▶ **WHAT TO DO**:
Take each line containing "должен" and report it exactly as written.

▶ **DATA FOR PROCESSING**:
◆ ◆ ◆ ◆ ◆ ◆ ◆
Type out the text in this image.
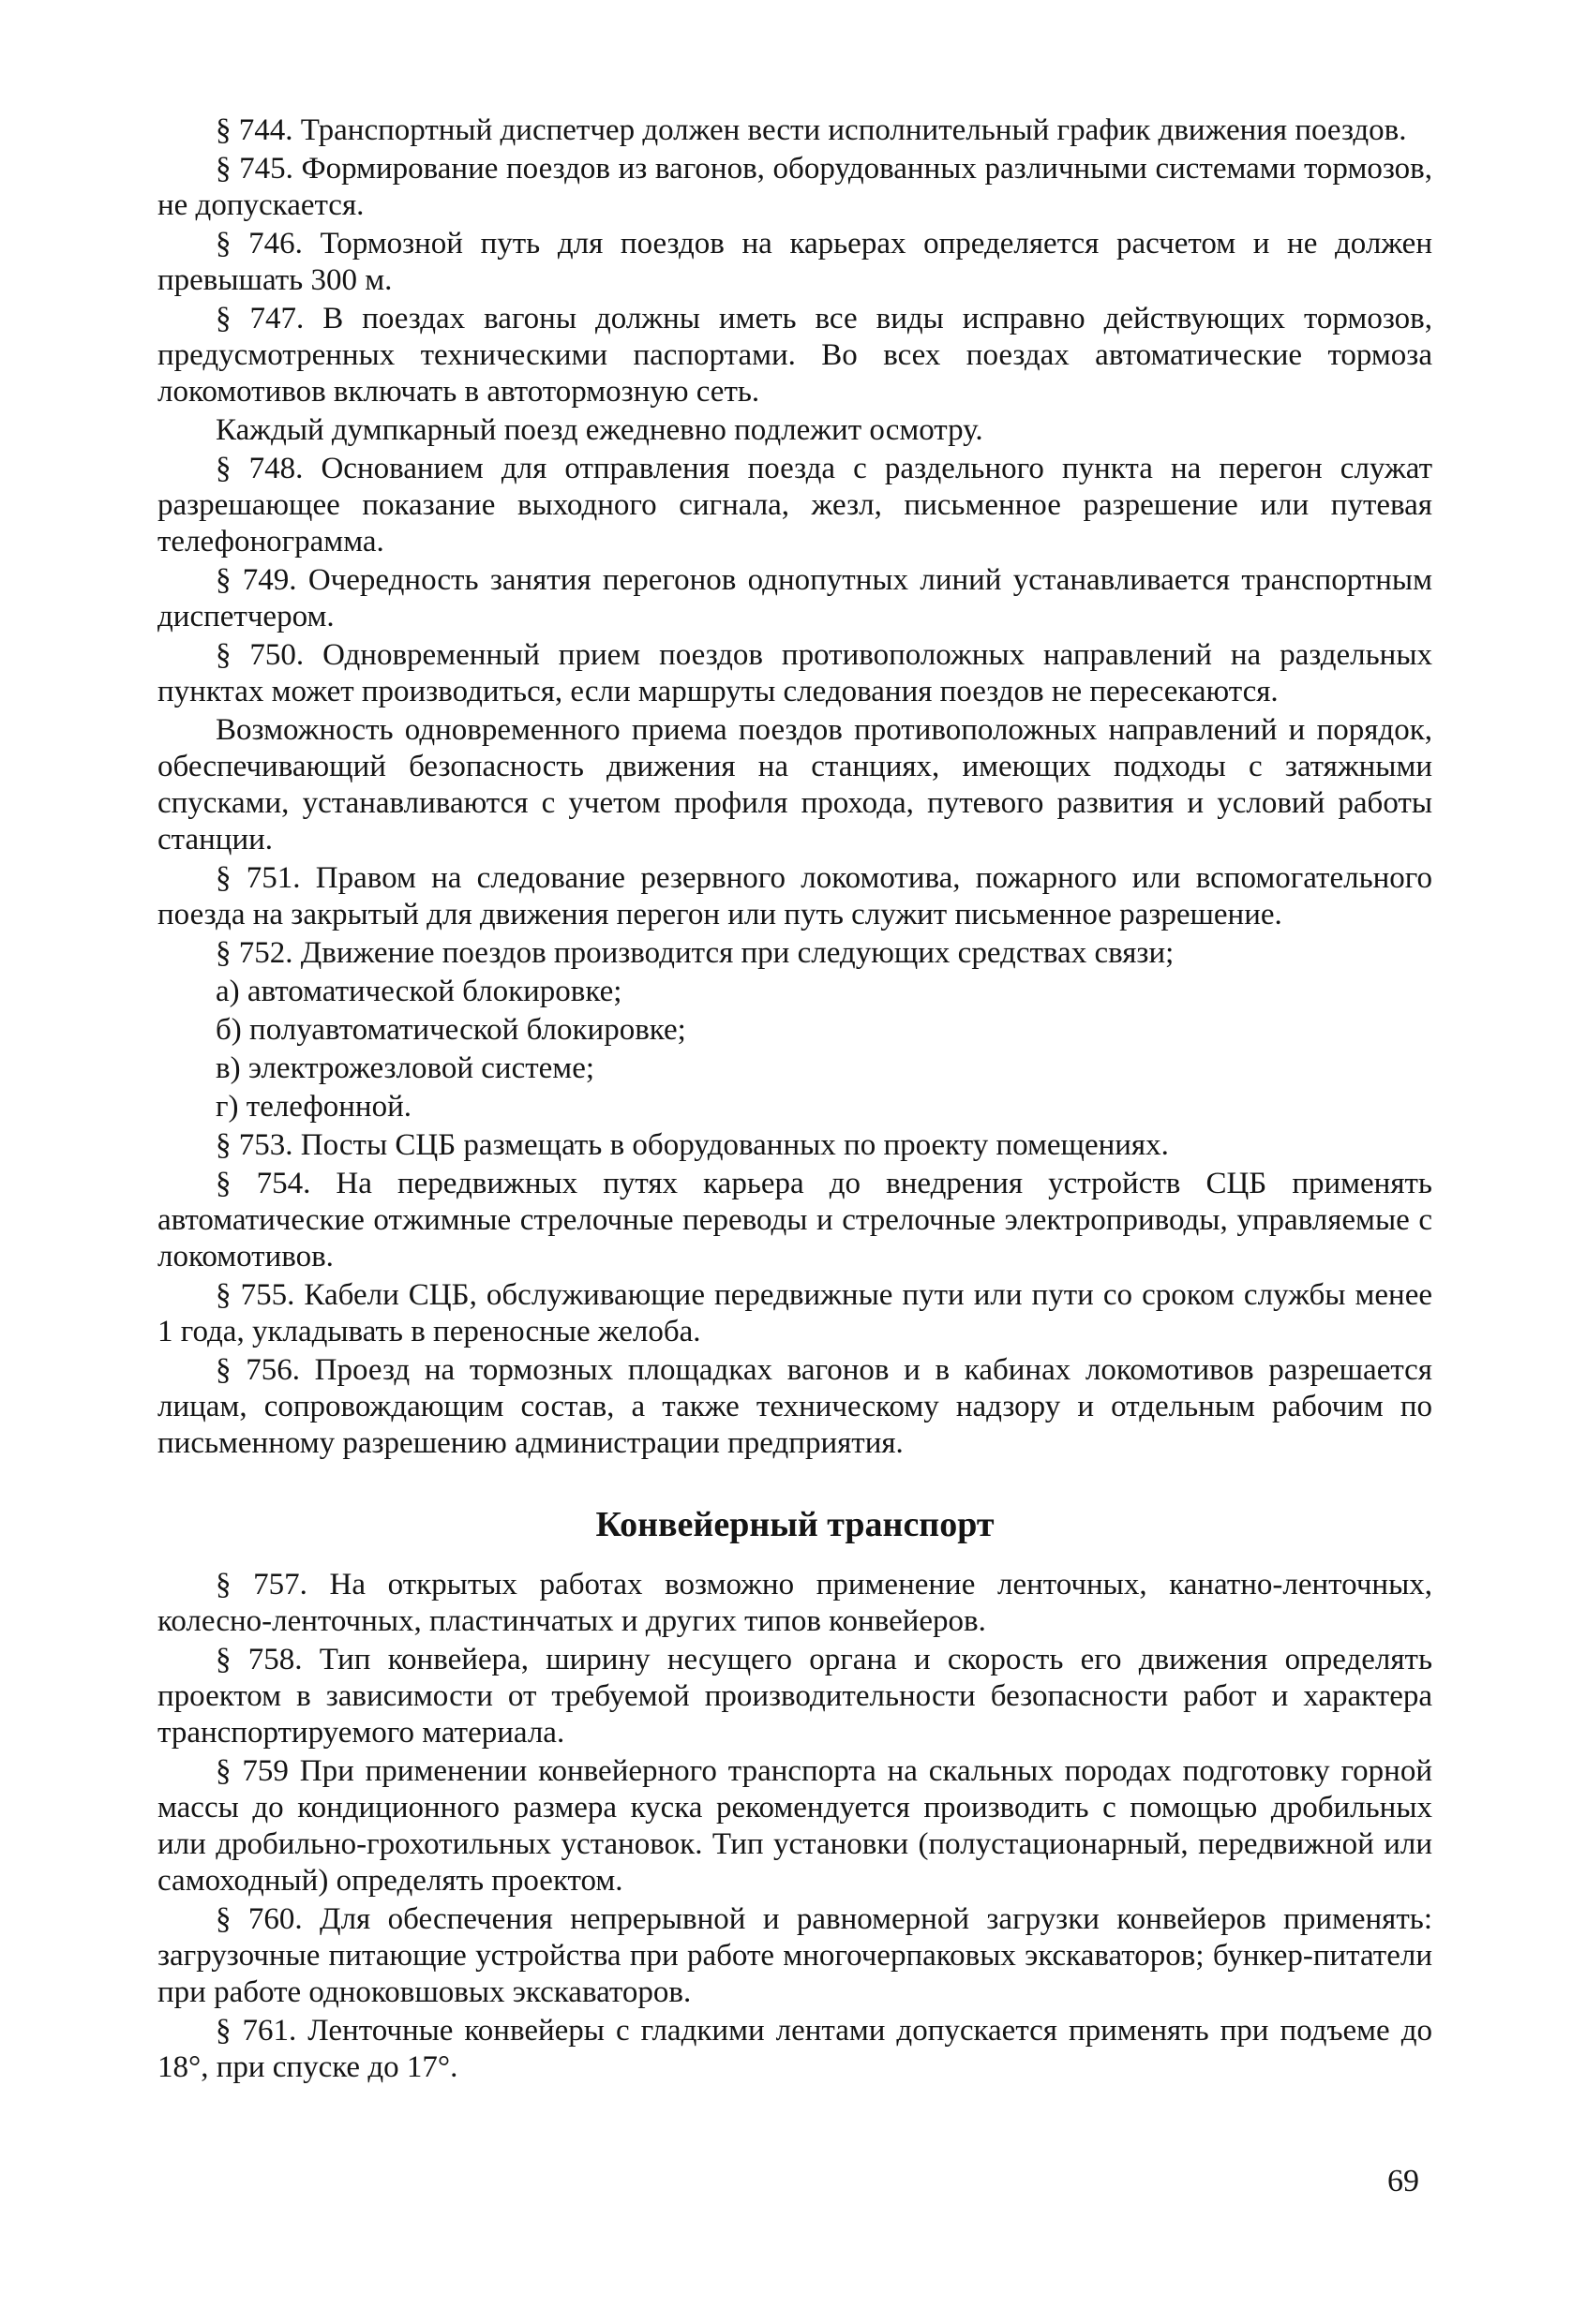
§ 744. Транспортный диспетчер должен вести исполнительный график движения поездов.

§ 745. Формирование поездов из вагонов, оборудованных различными системами тормозов, не допускается.

§ 746. Тормозной путь для поездов на карьерах определяется расчетом и не должен превышать 300 м.

§ 747. В поездах вагоны должны иметь все виды исправно действующих тормозов, предусмотренных техническими паспортами. Во всех поездах автоматические тормоза локомотивов включать в автотормозную сеть.

Каждый думпкарный поезд ежедневно подлежит осмотру.

§ 748. Основанием для отправления поезда с раздельного пункта на перегон служат разрешающее показание выходного сигнала, жезл, письменное разрешение или путевая телефонограмма.

§ 749. Очередность занятия перегонов однопутных линий устанавливается транспортным диспетчером.

§ 750. Одновременный прием поездов противоположных направлений на раздельных пунктах может производиться, если маршруты следования поездов не пересекаются.

Возможность одновременного приема поездов противоположных направлений и порядок, обеспечивающий безопасность движения на станциях, имеющих подходы с затяжными спусками, устанавливаются с учетом профиля прохода, путевого развития и условий работы станции.

§ 751. Правом на следование резервного локомотива, пожарного или вспомогательного поезда на закрытый для движения перегон или путь служит письменное разрешение.

§ 752. Движение поездов производится при следующих средствах связи;

а) автоматической блокировке;

б) полуавтоматической блокировке;

в) электрожезловой системе;

г) телефонной.

§ 753. Посты СЦБ размещать в оборудованных по проекту помещениях.

§ 754. На передвижных путях карьера до внедрения устройств СЦБ применять автоматические отжимные стрелочные переводы и стрелочные электроприводы, управляемые с локомотивов.

§ 755. Кабели СЦБ, обслуживающие передвижные пути или пути со сроком службы менее 1 года, укладывать в переносные желоба.

§ 756. Проезд на тормозных площадках вагонов и в кабинах локомотивов разрешается лицам, сопровождающим состав, а также техническому надзору и отдельным рабочим по письменному разрешению администрации предприятия.

Конвейерный транспорт

§ 757. На открытых работах возможно применение ленточных, канатно-ленточных, колесно-ленточных, пластинчатых и других типов конвейеров.

§ 758. Тип конвейера, ширину несущего органа и скорость его движения определять проектом в зависимости от требуемой производительности безопасности работ и характера транспортируемого материала.

§ 759 При применении конвейерного транспорта на скальных породах подготовку горной массы до кондиционного размера куска рекомендуется производить с помощью дробильных или дробильно-грохотильных установок. Тип установки (полустационарный, передвижной или самоходный) определять проектом.

§ 760. Для обеспечения непрерывной и равномерной загрузки конвейеров применять: загрузочные питающие устройства при работе многочерпаковых экскаваторов; бункер-питатели при работе одноковшовых экскаваторов.

§ 761. Ленточные конвейеры с гладкими лентами допускается применять при подъеме до 18°, при спуске до 17°.

69
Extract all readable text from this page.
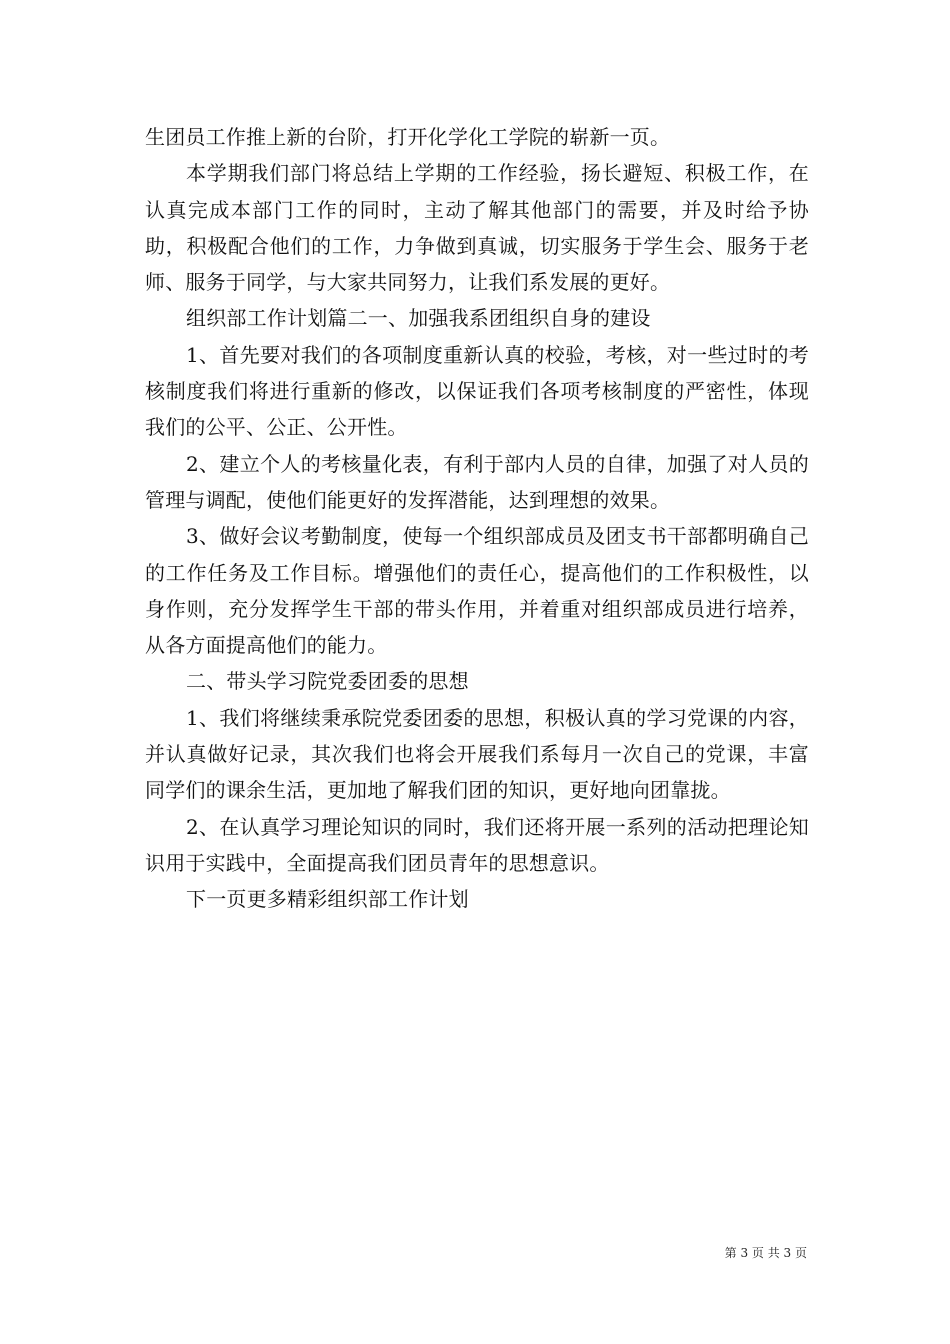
生团员工作推上新的台阶，打开化学化工学院的崭新一页。

本学期我们部门将总结上学期的工作经验，扬长避短、积极工作，在认真完成本部门工作的同时，主动了解其他部门的需要，并及时给予协助，积极配合他们的工作，力争做到真诚，切实服务于学生会、服务于老师、服务于同学，与大家共同努力，让我们系发展的更好。

组织部工作计划篇二一、加强我系团组织自身的建设

1、首先要对我们的各项制度重新认真的校验，考核，对一些过时的考核制度我们将进行重新的修改，以保证我们各项考核制度的严密性，体现我们的公平、公正、公开性。

2、建立个人的考核量化表，有利于部内人员的自律，加强了对人员的管理与调配，使他们能更好的发挥潜能，达到理想的效果。

3、做好会议考勤制度，使每一个组织部成员及团支书干部都明确自己的工作任务及工作目标。增强他们的责任心，提高他们的工作积极性，以身作则，充分发挥学生干部的带头作用，并着重对组织部成员进行培养，从各方面提高他们的能力。

二、带头学习院党委团委的思想

1、我们将继续秉承院党委团委的思想，积极认真的学习党课的内容，并认真做好记录，其次我们也将会开展我们系每月一次自己的党课，丰富同学们的课余生活，更加地了解我们团的知识，更好地向团靠拢。

2、在认真学习理论知识的同时，我们还将开展一系列的活动把理论知识用于实践中，全面提高我们团员青年的思想意识。

下一页更多精彩组织部工作计划

第 3 页 共 3 页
◆ ◆ ◆ ◆ ◆ ◆ ◆
▶ **RESPONSE**:
§ 744. Транспортный диспетчер должен вести исполнительный график движения поездов.
§ 746. Тормозной путь для поездов на карьерах определяется расчетом и не должен превышать 300 м.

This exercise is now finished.